--- Start of PASSAGE TO READ ---

Why Israel's Settlers Splintered

How can a state that relinquishes parts of the biblical Land of Israel be considered “absolutely sacred”?

Palestinians, Jewish settlers, and Israeli forces clash at the Temple Mount on August 7, 2022. Mostafa Alkharouf/Anadolu Agency via Getty Images.

Palestinians, Jewish settlers, and Israeli forces clash at the Temple Mount on August 7, 2022. Mostafa Alkharouf/Anadolu Agency via Getty Images.

Response
Aug. 29 2022
About the author

Dr. Motti Inbari teaches at the University of North Carolina at Pembroke and is the author of Messianic Religious Zionism Confronts Israeli Territorial Compromises (Cambridge University Press, 2012).

In his excellent essay, Daniel Kane shows how the Israeli settlement project has expanded beyond the limits of its founders to include many sectors of Israeli society and not just the adherents of those founders’ own messianic visions of religious Zionism. This was the goal from the beginning: the early settlers knew that for their enterprise to be successful, it would have to pull support from as much of Israeli society as possible. Without broad support, they feared, Israel would eventually decide to pull back from the West Bank.

--- End of PASSAGE TO READ ---
--- Start of STORED DATA ---

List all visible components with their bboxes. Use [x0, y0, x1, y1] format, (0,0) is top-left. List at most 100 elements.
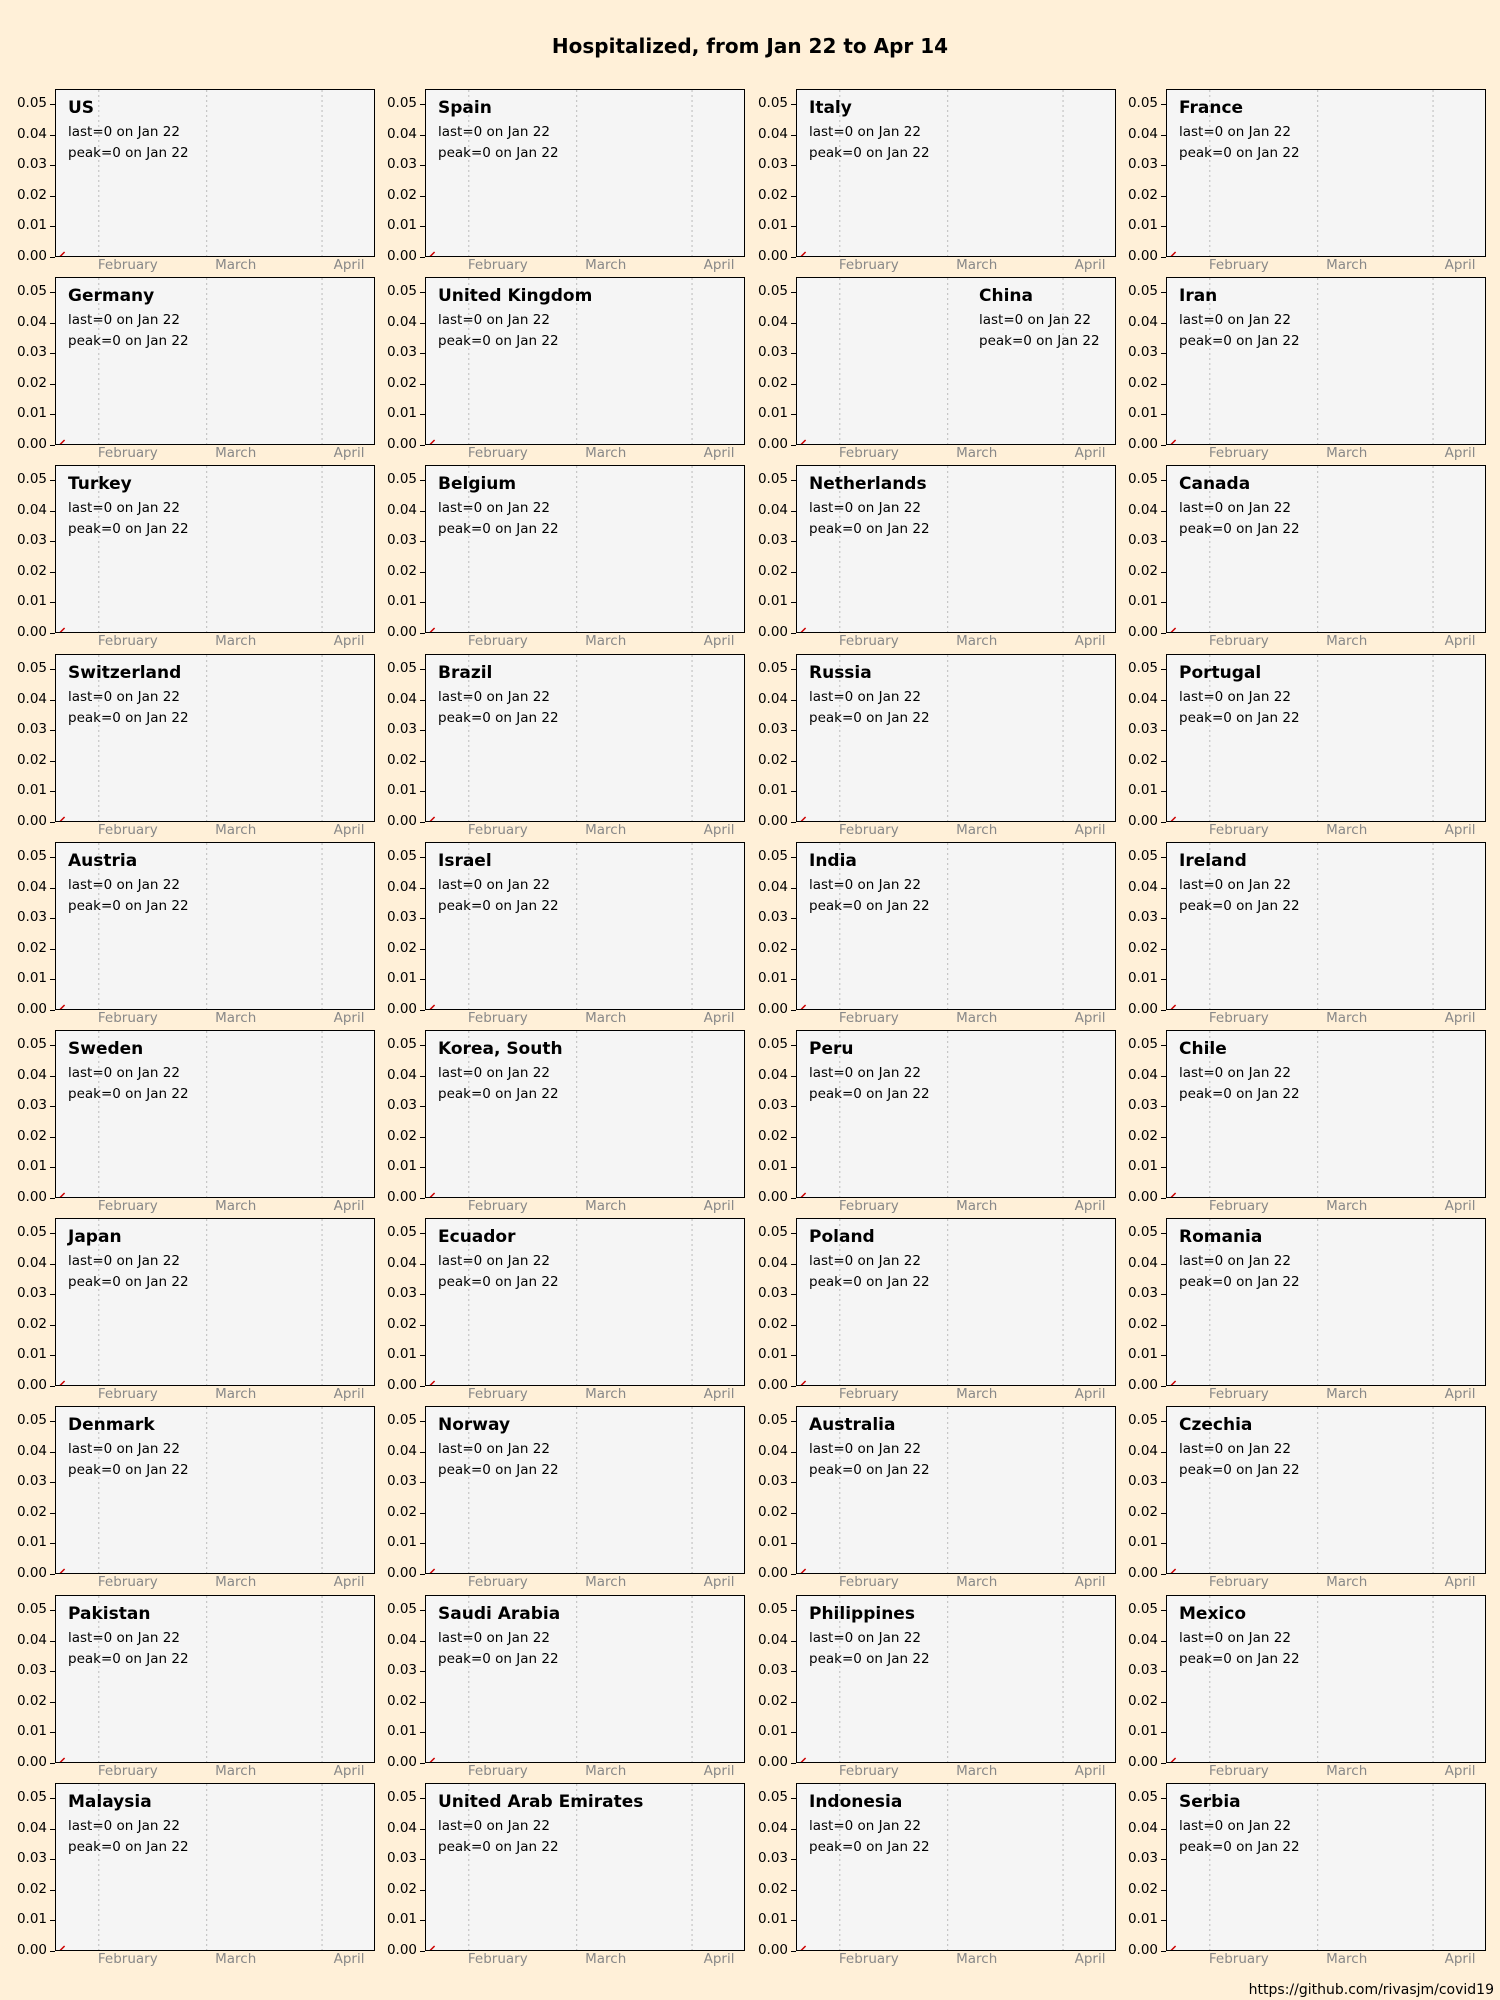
start-marker — [59, 1945, 66, 1950]
x-tick-label: March — [956, 633, 998, 649]
plot-area: Norway last=0 on Jan 22 peak=0 on Jan 22 — [425, 1406, 745, 1574]
y-tick-mark — [1161, 822, 1166, 823]
y-tick-label: 0.03 — [757, 1285, 788, 1302]
x-tick-label: March — [215, 633, 257, 649]
peak-value-label: peak=0 on Jan 22 — [68, 1839, 189, 1855]
last-value-label: last=0 on Jan 22 — [809, 124, 921, 140]
y-tick-label: 0.04 — [1127, 501, 1158, 518]
y-tick-label: 0.05 — [16, 1601, 47, 1618]
y-tick-label: 0.01 — [757, 1346, 788, 1363]
y-tick-label: 0.01 — [757, 782, 788, 799]
y-tick-label: 0.02 — [1127, 751, 1158, 768]
y-tick-label: 0.03 — [1127, 1473, 1158, 1490]
y-tick-label: 0.02 — [16, 1127, 47, 1144]
plot-area: Czechia last=0 on Jan 22 peak=0 on Jan 22 — [1166, 1406, 1486, 1574]
x-tick-label: March — [585, 1763, 627, 1779]
y-tick-mark — [791, 1574, 796, 1575]
start-marker — [429, 627, 436, 632]
y-tick-label: 0.02 — [1127, 562, 1158, 579]
chart-panel: 0.00 0.01 0.02 0.03 0.04 0.05 Russia last=0 on … — [758, 654, 1116, 846]
y-tick-label: 0.04 — [16, 313, 47, 330]
y-tick-label: 0.05 — [16, 1412, 47, 1429]
y-tick-label: 0.04 — [16, 1066, 47, 1083]
y-tick-label: 0.02 — [16, 1880, 47, 1897]
x-tick-label: February — [1208, 1763, 1269, 1779]
y-tick-label: 0.00 — [386, 813, 417, 829]
y-tick-label: 0.03 — [757, 532, 788, 549]
y-tick-label: 0.03 — [757, 156, 788, 173]
y-tick-mark — [50, 1574, 55, 1575]
peak-value-label: peak=0 on Jan 22 — [979, 333, 1100, 349]
y-tick-label: 0.02 — [757, 1880, 788, 1897]
y-tick-label: 0.00 — [757, 1942, 788, 1958]
last-value-label: last=0 on Jan 22 — [438, 877, 550, 893]
y-tick-label: 0.00 — [757, 1189, 788, 1205]
y-tick-label: 0.02 — [1127, 1880, 1158, 1897]
x-tick-label: February — [838, 1010, 899, 1026]
y-tick-mark — [791, 1198, 796, 1199]
peak-value-label: peak=0 on Jan 22 — [809, 1839, 930, 1855]
start-marker — [1170, 439, 1177, 444]
plot-area: India last=0 on Jan 22 peak=0 on Jan 22 — [796, 842, 1116, 1010]
x-tick-label: March — [956, 1198, 998, 1214]
x-tick-label: April — [703, 1951, 735, 1967]
peak-value-label: peak=0 on Jan 22 — [1179, 333, 1300, 349]
chart-panel: 0.00 0.01 0.02 0.03 0.04 0.05 Pakistan last=0 o… — [17, 1595, 375, 1787]
chart-panel: 0.00 0.01 0.02 0.03 0.04 0.05 Netherlands last=… — [758, 465, 1116, 657]
plot-area: Switzerland last=0 on Jan 22 peak=0 on Jan… — [55, 654, 375, 822]
last-value-label: last=0 on Jan 22 — [438, 1065, 550, 1081]
peak-value-label: peak=0 on Jan 22 — [1179, 1462, 1300, 1478]
plot-svg — [59, 90, 323, 256]
x-tick-label: March — [1326, 633, 1368, 649]
chart-panel: 0.00 0.01 0.02 0.03 0.04 0.05 Sweden last=0 on … — [17, 1030, 375, 1222]
peak-value-label: peak=0 on Jan 22 — [68, 145, 189, 161]
y-tick-label: 0.04 — [1127, 1631, 1158, 1648]
x-tick-label: April — [703, 1574, 735, 1590]
y-tick-label: 0.01 — [757, 1723, 788, 1740]
source-link[interactable]: https://github.com/rivasjm/covid19 — [1249, 1982, 1494, 1998]
y-tick-label: 0.05 — [1127, 1224, 1158, 1241]
y-tick-mark — [1161, 1574, 1166, 1575]
y-tick-label: 0.02 — [757, 1127, 788, 1144]
y-tick-label: 0.05 — [386, 1789, 417, 1806]
country-title: Canada — [1179, 474, 1251, 494]
peak-value-label: peak=0 on Jan 22 — [1179, 1839, 1300, 1855]
plot-area: Iran last=0 on Jan 22 peak=0 on Jan 22 — [1166, 277, 1486, 445]
last-value-label: last=0 on Jan 22 — [809, 500, 921, 516]
chart-panel: 0.00 0.01 0.02 0.03 0.04 0.05 Indonesia last=0 … — [758, 1783, 1116, 1975]
country-title: Serbia — [1179, 1792, 1241, 1812]
y-tick-mark — [791, 257, 796, 258]
peak-value-label: peak=0 on Jan 22 — [1179, 710, 1300, 726]
y-tick-label: 0.02 — [757, 562, 788, 579]
x-tick-label: April — [1444, 257, 1476, 273]
x-tick-label: February — [838, 633, 899, 649]
x-tick-label: February — [467, 1386, 528, 1402]
y-tick-label: 0.02 — [1127, 1692, 1158, 1709]
y-tick-label: 0.05 — [16, 1789, 47, 1806]
start-marker — [59, 251, 66, 256]
y-tick-label: 0.01 — [16, 1346, 47, 1363]
last-value-label: last=0 on Jan 22 — [68, 689, 180, 705]
x-tick-label: February — [467, 257, 528, 273]
chart-panel: 0.00 0.01 0.02 0.03 0.04 0.05 Saudi Arabia last… — [387, 1595, 745, 1787]
y-tick-label: 0.05 — [1127, 283, 1158, 300]
y-tick-label: 0.01 — [386, 1723, 417, 1740]
peak-value-label: peak=0 on Jan 22 — [438, 1274, 559, 1290]
y-tick-label: 0.03 — [1127, 1097, 1158, 1114]
y-tick-label: 0.01 — [1127, 405, 1158, 422]
y-tick-label: 0.00 — [1127, 624, 1158, 640]
y-tick-label: 0.05 — [16, 1036, 47, 1053]
country-title: France — [1179, 98, 1244, 118]
plot-area: Korea, South last=0 on Jan 22 peak=0 on Ja… — [425, 1030, 745, 1198]
y-tick-label: 0.04 — [16, 1442, 47, 1459]
last-value-label: last=0 on Jan 22 — [68, 877, 180, 893]
x-tick-label: March — [1326, 1574, 1368, 1590]
last-value-label: last=0 on Jan 22 — [1179, 689, 1291, 705]
last-value-label: last=0 on Jan 22 — [1179, 500, 1291, 516]
y-tick-label: 0.01 — [386, 593, 417, 610]
y-tick-label: 0.05 — [16, 283, 47, 300]
y-tick-label: 0.01 — [757, 405, 788, 422]
x-tick-label: March — [956, 445, 998, 461]
peak-value-label: peak=0 on Jan 22 — [809, 1086, 930, 1102]
x-tick-label: April — [1074, 1198, 1106, 1214]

--- End of STORED DATA ---

WHAT IS ASKED →
1. Output, word for word, the portion of the text on Israel's settlers that begins with the words "Why Israel's Settlers" and ends with "University Press, 2012).".
2. Using the text on Israel's settlers, answer each item briefly.
(a) At which university does Motti Inbari teach?
(b) On what date did the Temple Mount clash in the photo caption take place?
(c) Whose essay does the response call excellent?
3. Decide whether each statement agrees with the text on Israel's settlers. Answer yes or no, and quote the words of the text that settle it.
(a) The author's book was published by Cambridge University Press.
(b) The early settlers sought support only from followers of messianic religious Zionism.
(c) The response is dated Aug. 29 2022.

WRITTEN RESPONSES →
1.
Why Israel's Settlers Splintered

How can a state that relinquishes parts of the biblical Land of Israel be considered “absolutely sacred”?

Palestinians, Jewish settlers, and Israeli forces clash at the Temple Mount on August 7, 2022. Mostafa Alkharouf/Anadolu Agency via Getty Images.

Palestinians, Jewish settlers, and Israeli forces clash at the Temple Mount on August 7, 2022. Mostafa Alkharouf/Anadolu Agency via Getty Images.

Response
Aug. 29 2022
About the author

Dr. Motti Inbari teaches at the University of North Carolina at Pembroke and is the author of Messianic Religious Zionism Confronts Israeli Territorial Compromises (Cambridge University Press, 2012).

2.
(a) The University of North Carolina at Pembroke
(b) August 7, 2022
(c) Daniel Kane's

3.
(a) Yes: "(Cambridge University Press, 2012)"
(b) No: "it would have to pull support from as much of Israeli society as possible"
(c) Yes: "Aug. 29 2022"